PROMPT> Transcribe every entry word for word, leaving out all images.

Figure record listings
============

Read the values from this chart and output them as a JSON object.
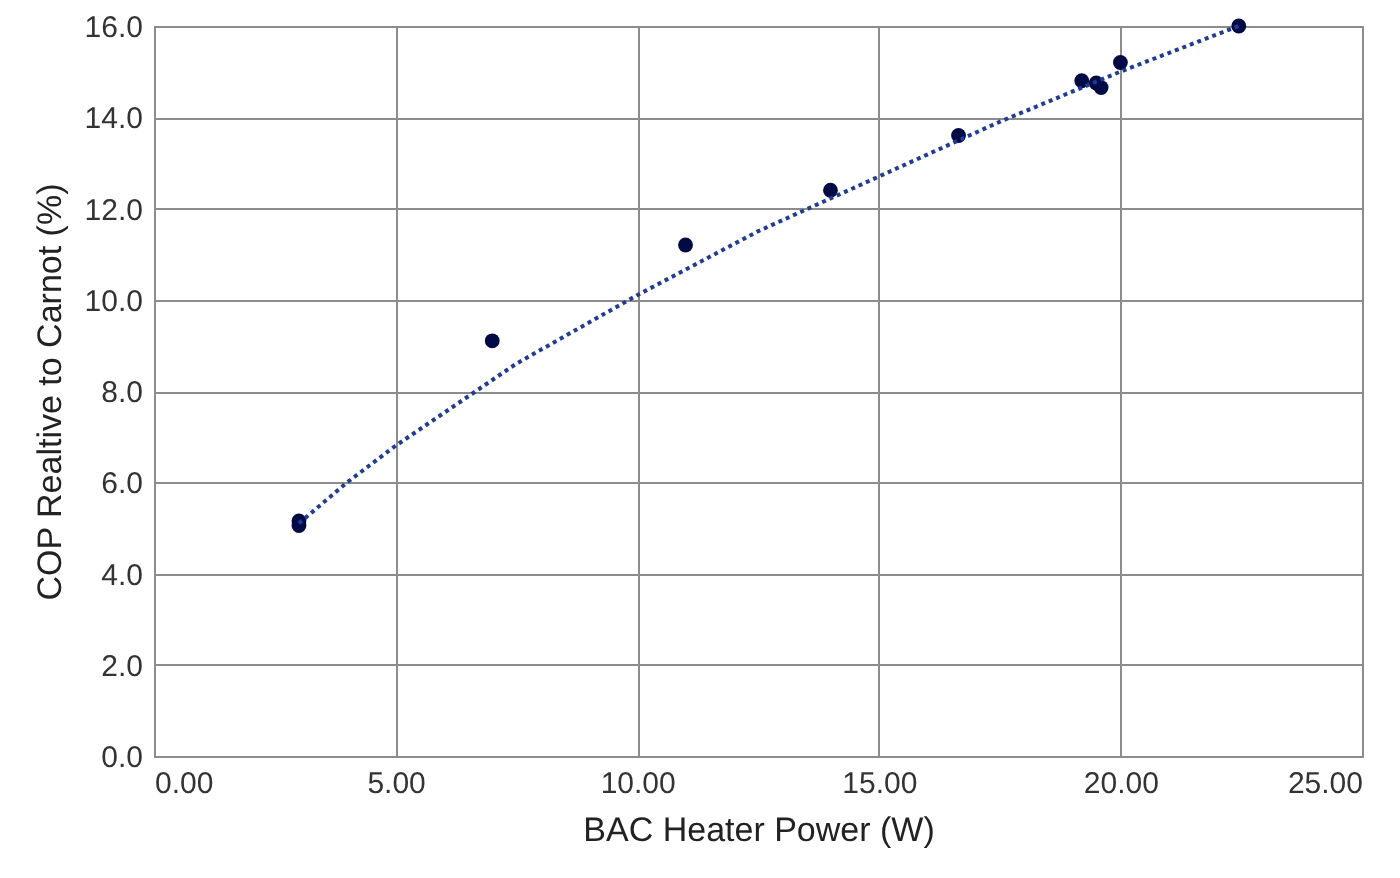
{
  "chart_data": {
    "type": "scatter",
    "xlabel": "BAC Heater Power (W)",
    "ylabel": "COP Realtive to Carnot (%)",
    "xlim": [
      0,
      25
    ],
    "ylim": [
      0,
      16
    ],
    "xticks": [
      {
        "value": 0,
        "label": "0.00"
      },
      {
        "value": 5,
        "label": "5.00"
      },
      {
        "value": 10,
        "label": "10.00"
      },
      {
        "value": 15,
        "label": "15.00"
      },
      {
        "value": 20,
        "label": "20.00"
      },
      {
        "value": 25,
        "label": "25.00"
      }
    ],
    "yticks": [
      {
        "value": 0,
        "label": "0.0"
      },
      {
        "value": 2,
        "label": "2.0"
      },
      {
        "value": 4,
        "label": "4.0"
      },
      {
        "value": 6,
        "label": "6.0"
      },
      {
        "value": 8,
        "label": "8.0"
      },
      {
        "value": 10,
        "label": "10.0"
      },
      {
        "value": 12,
        "label": "12.0"
      },
      {
        "value": 14,
        "label": "14.0"
      },
      {
        "value": 16,
        "label": "16.0"
      }
    ],
    "grid": true,
    "series": [
      {
        "marker": "circle",
        "color": "#000a45",
        "x": [
          3.0,
          3.0,
          7.0,
          11.0,
          14.0,
          16.65,
          19.2,
          19.5,
          19.6,
          20.0,
          22.45
        ],
        "values": [
          5.15,
          5.05,
          9.1,
          11.2,
          12.4,
          13.6,
          14.8,
          14.75,
          14.65,
          15.2,
          16.0
        ]
      },
      {
        "type": "line",
        "marker": "none",
        "line_style": "dotted",
        "color": "#1f3c96",
        "x": [
          3,
          4,
          5,
          7.5,
          10,
          12.5,
          15,
          17.5,
          20,
          22.45
        ],
        "values": [
          5.1,
          6.0,
          6.8,
          8.6,
          10.1,
          11.5,
          12.7,
          13.9,
          15.0,
          16.0
        ]
      }
    ]
  }
}
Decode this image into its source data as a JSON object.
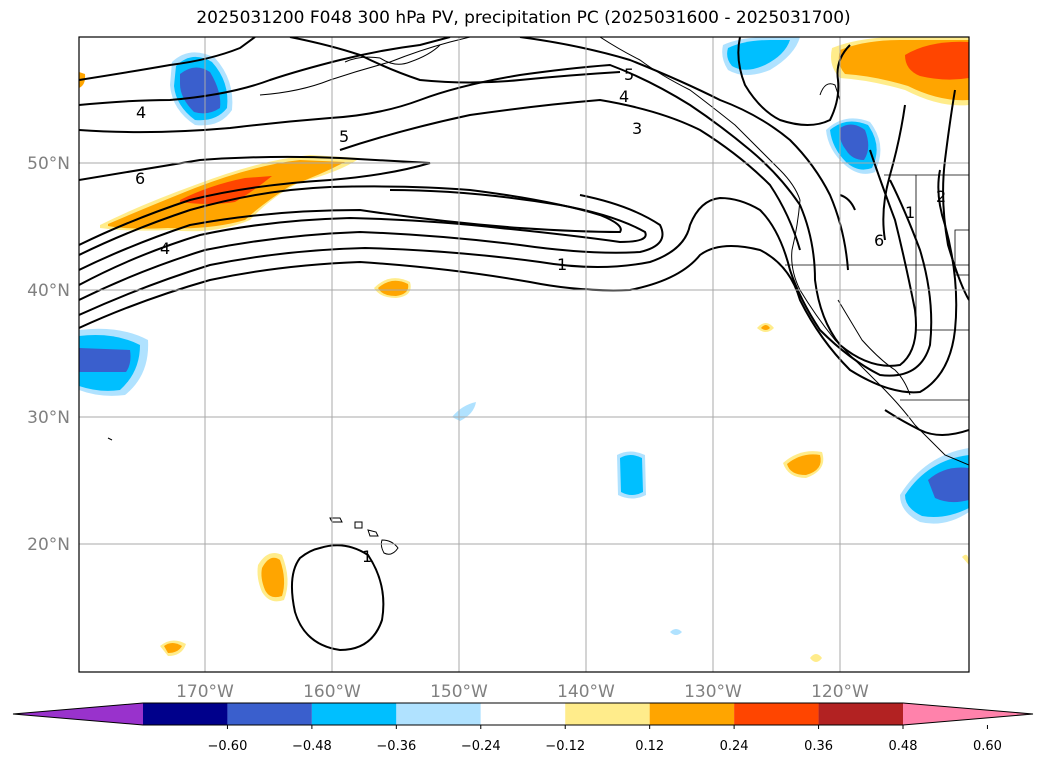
{
  "title": "2025031200 F048 300 hPa PV, precipitation PC (2025031600 - 2025031700)",
  "lat_labels": [
    "50°N",
    "40°N",
    "30°N",
    "20°N"
  ],
  "lon_labels": [
    "170°W",
    "160°W",
    "150°W",
    "140°W",
    "130°W",
    "120°W"
  ],
  "colorbar": {
    "colors": [
      "#9932cc",
      "#00008b",
      "#3a5fcd",
      "#00bfff",
      "#b0e2ff",
      "#ffffff",
      "#ffec8b",
      "#ffa500",
      "#ff4500",
      "#b22222",
      "#ff82ab"
    ],
    "tick_labels": [
      "−0.60",
      "−0.48",
      "−0.36",
      "−0.24",
      "−0.12",
      "0.12",
      "0.24",
      "0.36",
      "0.48",
      "0.60"
    ]
  },
  "contour_labels": [
    "4",
    "5",
    "6",
    "4",
    "1",
    "5",
    "4",
    "3",
    "1",
    "2",
    "6",
    "1"
  ]
}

============

THE SOLUTION>
Read the values from this chart and output them as a JSON object.
{
  "chart_data": {
    "type": "scatter",
    "xlabel": "BAC Heater Power (W)",
    "ylabel": "COP Realtive to Carnot (%)",
    "xlim": [
      0,
      25
    ],
    "ylim": [
      0,
      16
    ],
    "xticks": [
      {
        "value": 0,
        "label": "0.00"
      },
      {
        "value": 5,
        "label": "5.00"
      },
      {
        "value": 10,
        "label": "10.00"
      },
      {
        "value": 15,
        "label": "15.00"
      },
      {
        "value": 20,
        "label": "20.00"
      },
      {
        "value": 25,
        "label": "25.00"
      }
    ],
    "yticks": [
      {
        "value": 0,
        "label": "0.0"
      },
      {
        "value": 2,
        "label": "2.0"
      },
      {
        "value": 4,
        "label": "4.0"
      },
      {
        "value": 6,
        "label": "6.0"
      },
      {
        "value": 8,
        "label": "8.0"
      },
      {
        "value": 10,
        "label": "10.0"
      },
      {
        "value": 12,
        "label": "12.0"
      },
      {
        "value": 14,
        "label": "14.0"
      },
      {
        "value": 16,
        "label": "16.0"
      }
    ],
    "grid": true,
    "series": [
      {
        "marker": "circle",
        "color": "#000a45",
        "x": [
          3.0,
          3.0,
          7.0,
          11.0,
          14.0,
          16.65,
          19.2,
          19.5,
          19.6,
          20.0,
          22.45
        ],
        "values": [
          5.15,
          5.05,
          9.1,
          11.2,
          12.4,
          13.6,
          14.8,
          14.75,
          14.65,
          15.2,
          16.0
        ]
      },
      {
        "type": "line",
        "marker": "none",
        "line_style": "dotted",
        "color": "#1f3c96",
        "x": [
          3,
          4,
          5,
          7.5,
          10,
          12.5,
          15,
          17.5,
          20,
          22.45
        ],
        "values": [
          5.1,
          6.0,
          6.8,
          8.6,
          10.1,
          11.5,
          12.7,
          13.9,
          15.0,
          16.0
        ]
      }
    ]
  }
}
Decode this image into its source data as a JSON object.
{
  "title": "2025031200 F048 300 hPa PV, precipitation PC (2025031600 - 2025031700)",
  "lat_labels": [
    "50°N",
    "40°N",
    "30°N",
    "20°N"
  ],
  "lon_labels": [
    "170°W",
    "160°W",
    "150°W",
    "140°W",
    "130°W",
    "120°W"
  ],
  "colorbar": {
    "colors": [
      "#9932cc",
      "#00008b",
      "#3a5fcd",
      "#00bfff",
      "#b0e2ff",
      "#ffffff",
      "#ffec8b",
      "#ffa500",
      "#ff4500",
      "#b22222",
      "#ff82ab"
    ],
    "tick_labels": [
      "−0.60",
      "−0.48",
      "−0.36",
      "−0.24",
      "−0.12",
      "0.12",
      "0.24",
      "0.36",
      "0.48",
      "0.60"
    ]
  },
  "contour_labels": [
    "4",
    "5",
    "6",
    "4",
    "1",
    "5",
    "4",
    "3",
    "1",
    "2",
    "6",
    "1"
  ]
}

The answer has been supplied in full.